▸ **DIRECTIVE**: Sort through the data and copy the lines holding the word "Autorisation".

:: EXTRACTED MATERIAL ::

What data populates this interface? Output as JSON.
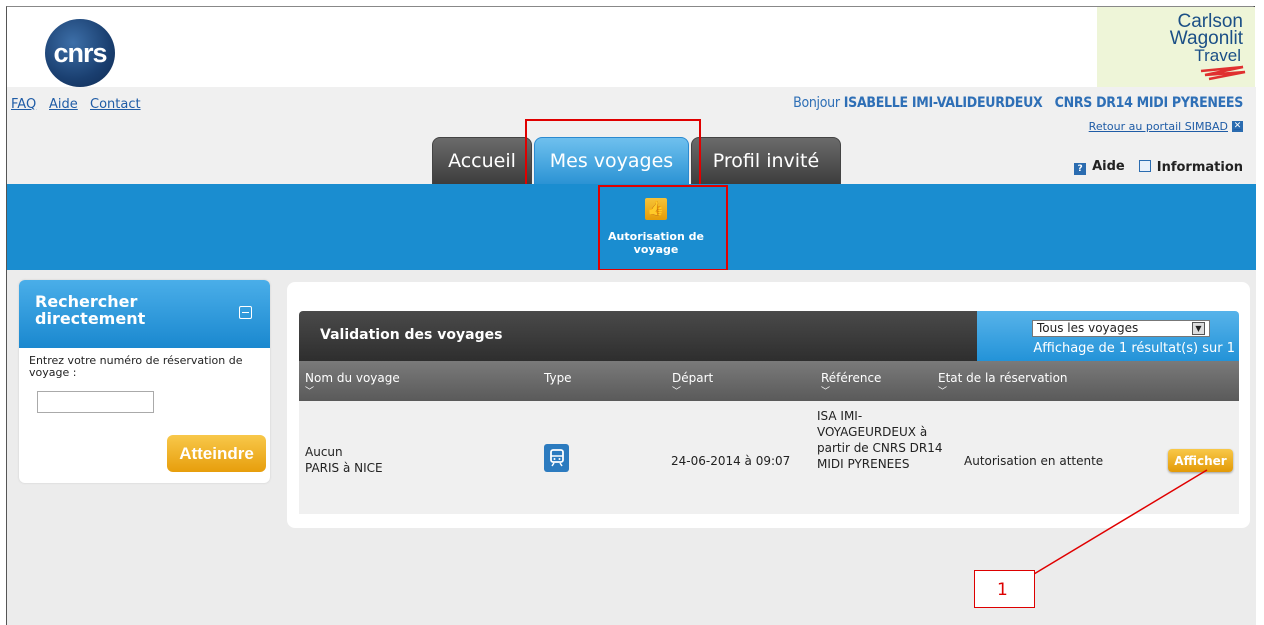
{
  "header": {
    "cnrs_logo": "cnrs",
    "partner_logo": [
      "Carlson",
      "Wagonlit",
      "Travel"
    ],
    "links": [
      "FAQ",
      "Aide",
      "Contact"
    ],
    "greeting_prefix": "Bonjour",
    "user_name": "ISABELLE IMI-VALIDEURDEUX",
    "organization": "CNRS DR14 MIDI PYRENEES",
    "return_link": "Retour au portail SIMBAD",
    "help_label": "Aide",
    "info_label": "Information"
  },
  "tabs": [
    {
      "label": "Accueil",
      "active": false
    },
    {
      "label": "Mes voyages",
      "active": true
    },
    {
      "label": "Profil invité",
      "active": false
    }
  ],
  "subnav": {
    "label": "Autorisation de voyage",
    "icon": "thumbs-up-icon"
  },
  "sidebar": {
    "title_line1": "Rechercher",
    "title_line2": "directement",
    "prompt": "Entrez votre numéro de réservation de voyage :",
    "input_value": "",
    "button_label": "Atteindre"
  },
  "validation": {
    "title": "Validation des voyages",
    "filter_selected": "Tous les voyages",
    "result_count": "Affichage de 1 résultat(s) sur 1",
    "columns": [
      "Nom du voyage",
      "Type",
      "Départ",
      "Référence",
      "Etat de la réservation"
    ],
    "rows": [
      {
        "name_line1": "Aucun",
        "name_line2": "PARIS à NICE",
        "type": "train-icon",
        "departure": "24-06-2014 à 09:07",
        "reference": "ISA IMI-VOYAGEURDEUX à partir de CNRS DR14 MIDI PYRENEES",
        "status": "Autorisation en attente",
        "action": "Afficher"
      }
    ]
  },
  "annotation": {
    "label": "1"
  },
  "colors": {
    "accent_blue": "#1a8dd0",
    "button_orange": "#f0b020",
    "highlight_red": "#e00000"
  }
}
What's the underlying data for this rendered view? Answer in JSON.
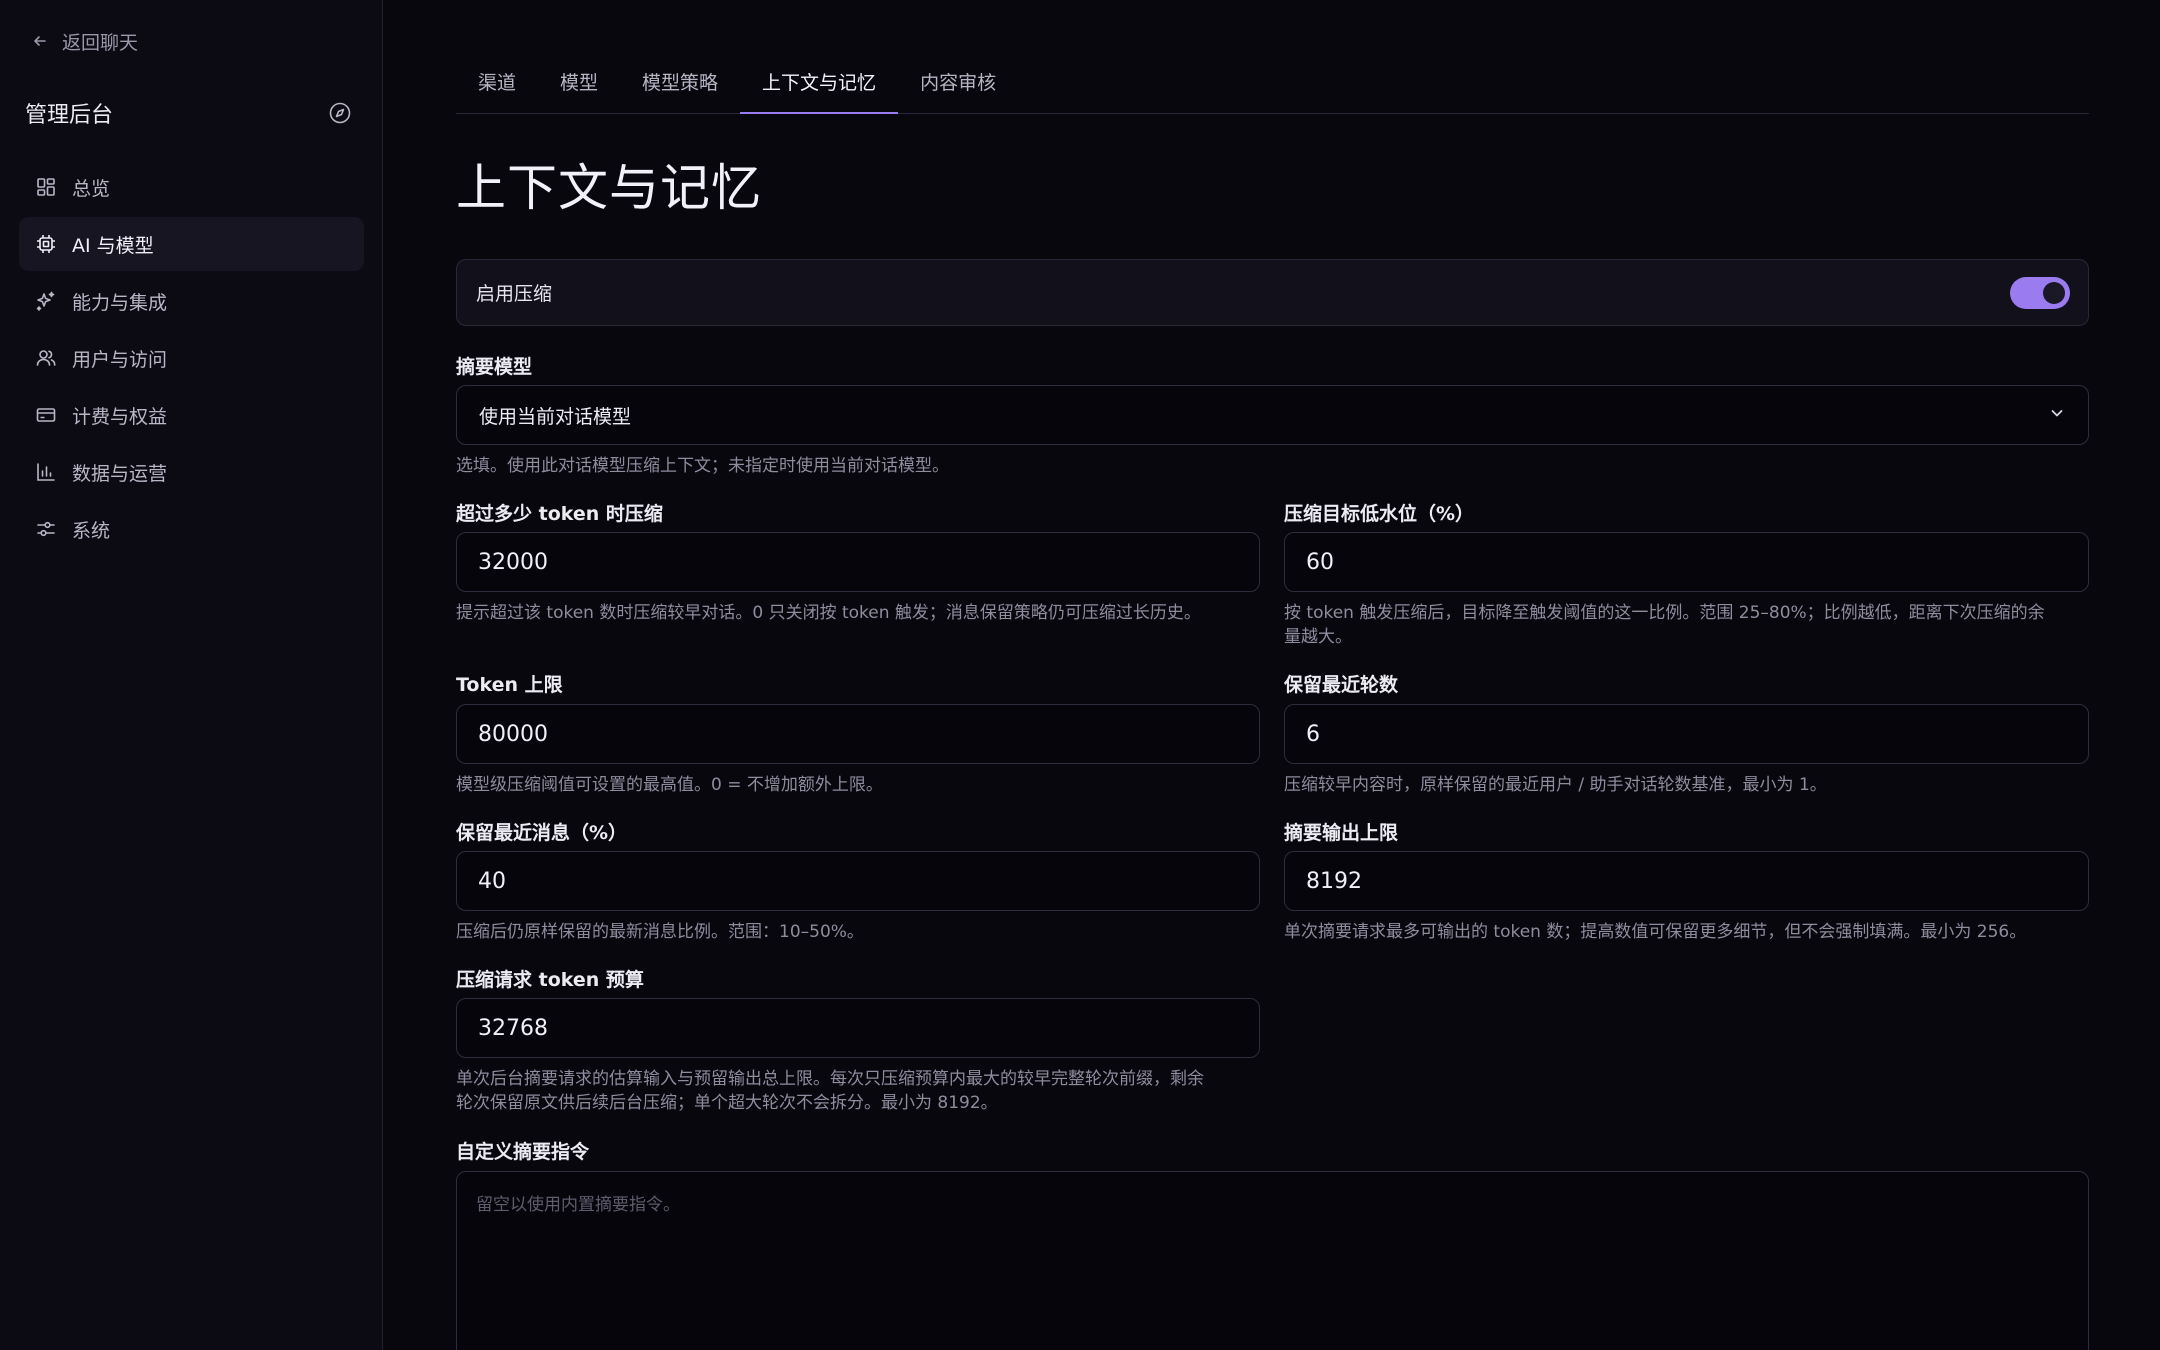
{
  "sidebar": {
    "back_label": "返回聊天",
    "title": "管理后台",
    "items": [
      {
        "label": "总览",
        "icon": "dashboard-icon"
      },
      {
        "label": "AI 与模型",
        "icon": "chip-icon",
        "active": true
      },
      {
        "label": "能力与集成",
        "icon": "sparkle-icon"
      },
      {
        "label": "用户与访问",
        "icon": "users-icon"
      },
      {
        "label": "计费与权益",
        "icon": "credit-card-icon"
      },
      {
        "label": "数据与运营",
        "icon": "bar-chart-icon"
      },
      {
        "label": "系统",
        "icon": "sliders-icon"
      }
    ]
  },
  "tabs": [
    {
      "label": "渠道"
    },
    {
      "label": "模型"
    },
    {
      "label": "模型策略"
    },
    {
      "label": "上下文与记忆",
      "active": true
    },
    {
      "label": "内容审核"
    }
  ],
  "page": {
    "title": "上下文与记忆"
  },
  "compression_toggle": {
    "label": "启用压缩",
    "enabled": true
  },
  "summary_model": {
    "label": "摘要模型",
    "value": "使用当前对话模型",
    "help": "选填。使用此对话模型压缩上下文；未指定时使用当前对话模型。"
  },
  "fields": {
    "threshold": {
      "label": "超过多少 token 时压缩",
      "value": "32000",
      "help": "提示超过该 token 数时压缩较早对话。0 只关闭按 token 触发；消息保留策略仍可压缩过长历史。"
    },
    "low_water": {
      "label": "压缩目标低水位（%）",
      "value": "60",
      "help_1": "按 token 触发压缩后，目标降至触发阈值的这一比例。范围 25–80%；比例越低，距离下次压缩的余",
      "help_2": "量越大。"
    },
    "token_limit": {
      "label": "Token 上限",
      "value": "80000",
      "help": "模型级压缩阈值可设置的最高值。0 = 不增加额外上限。"
    },
    "keep_turns": {
      "label": "保留最近轮数",
      "value": "6",
      "help": "压缩较早内容时，原样保留的最近用户 / 助手对话轮数基准，最小为 1。"
    },
    "keep_recent": {
      "label": "保留最近消息（%）",
      "value": "40",
      "help": "压缩后仍原样保留的最新消息比例。范围：10–50%。"
    },
    "summary_output": {
      "label": "摘要输出上限",
      "value": "8192",
      "help": "单次摘要请求最多可输出的 token 数；提高数值可保留更多细节，但不会强制填满。最小为 256。"
    },
    "request_budget": {
      "label": "压缩请求 token 预算",
      "value": "32768",
      "help_1": "单次后台摘要请求的估算输入与预留输出总上限。每次只压缩预算内最大的较早完整轮次前缀，剩余",
      "help_2": "轮次保留原文供后续后台压缩；单个超大轮次不会拆分。最小为 8192。"
    },
    "custom_prompt": {
      "label": "自定义摘要指令",
      "placeholder": "留空以使用内置摘要指令。"
    }
  },
  "colors": {
    "accent": "#9b7cf0",
    "background": "#08070e",
    "sidebar": "#0c0b14"
  }
}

:::

▸ **SOLUTION BELOW**:
    "label": "Autorisation de voyage",
        "status": "Autorisation en attente",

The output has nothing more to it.